* START SUPPLIED MATERIAL *

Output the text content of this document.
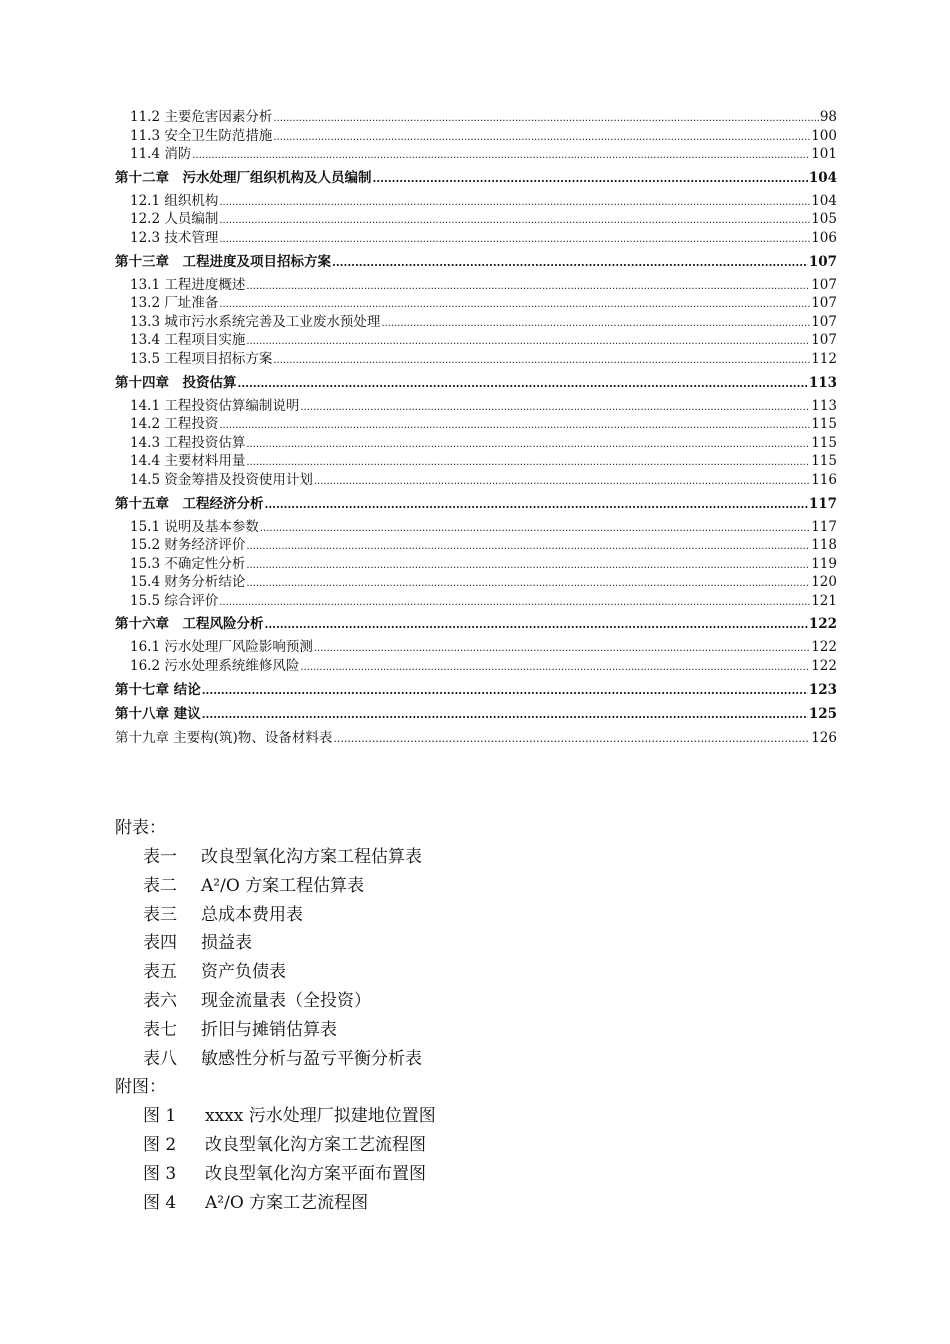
11.2 主要危害因素分析 .....	98
11.3 安全卫生防范措施 .....	100
11.4 消防 .....	101
第十二章　污水处理厂组织机构及人员编制 .....	104
12.1 组织机构 .....	104
12.2 人员编制 .....	105
12.3 技术管理 .....	106
第十三章　工程进度及项目招标方案 .....	107
13.1 工程进度概述 .....	107
13.2 厂址准备 .....	107
13.3 城市污水系统完善及工业废水预处理 .....	107
13.4 工程项目实施 .....	107
13.5 工程项目招标方案 .....	112
第十四章　投资估算 .....	113
14.1 工程投资估算编制说明 .....	113
14.2 工程投资 .....	115
14.3 工程投资估算 .....	115
14.4 主要材料用量 .....	115
14.5 资金筹措及投资使用计划 .....	116
第十五章　工程经济分析 .....	117
15.1 说明及基本参数 .....	117
15.2 财务经济评价 .....	118
15.3 不确定性分析 .....	119
15.4 财务分析结论 .....	120
15.5 综合评价 .....	121
第十六章　工程风险分析 .....	122
16.1 污水处理厂风险影响预测 .....	122
16.2 污水处理系统维修风险 .....	122
第十七章 结论 .....	123
第十八章 建议 .....	125
第十九章 主要构(筑)物、设备材料表 .....	126
附表：
表一 改良型氧化沟方案工程估算表
表二 A²/O 方案工程估算表
表三 总成本费用表
表四 损益表
表五 资产负债表
表六 现金流量表（全投资）
表七 折旧与摊销估算表
表八 敏感性分析与盈亏平衡分析表
附图：
图 1 xxxx 污水处理厂拟建地位置图
图 2 改良型氧化沟方案工艺流程图
图 3 改良型氧化沟方案平面布置图
图 4 A²/O 方案工艺流程图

* END SUPPLIED MATERIAL *

■ WHAT TO WORK ON:
Write out every entry again word for word, without any of the pictures.

■ RESPONSE TO THIS EXERCISE:
Output the text content of this document.
11.2 主要危害因素分析 .....	98
11.3 安全卫生防范措施 .....	100
11.4 消防 .....	101
第十二章　污水处理厂组织机构及人员编制 .....	104
12.1 组织机构 .....	104
12.2 人员编制 .....	105
12.3 技术管理 .....	106
第十三章　工程进度及项目招标方案 .....	107
13.1 工程进度概述 .....	107
13.2 厂址准备 .....	107
13.3 城市污水系统完善及工业废水预处理 .....	107
13.4 工程项目实施 .....	107
13.5 工程项目招标方案 .....	112
第十四章　投资估算 .....	113
14.1 工程投资估算编制说明 .....	113
14.2 工程投资 .....	115
14.3 工程投资估算 .....	115
14.4 主要材料用量 .....	115
14.5 资金筹措及投资使用计划 .....	116
第十五章　工程经济分析 .....	117
15.1 说明及基本参数 .....	117
15.2 财务经济评价 .....	118
15.3 不确定性分析 .....	119
15.4 财务分析结论 .....	120
15.5 综合评价 .....	121
第十六章　工程风险分析 .....	122
16.1 污水处理厂风险影响预测 .....	122
16.2 污水处理系统维修风险 .....	122
第十七章 结论 .....	123
第十八章 建议 .....	125
第十九章 主要构(筑)物、设备材料表 .....	126
附表：
表一 改良型氧化沟方案工程估算表
表二 A²/O 方案工程估算表
表三 总成本费用表
表四 损益表
表五 资产负债表
表六 现金流量表（全投资）
表七 折旧与摊销估算表
表八 敏感性分析与盈亏平衡分析表
附图：
图 1 xxxx 污水处理厂拟建地位置图
图 2 改良型氧化沟方案工艺流程图
图 3 改良型氧化沟方案平面布置图
图 4 A²/O 方案工艺流程图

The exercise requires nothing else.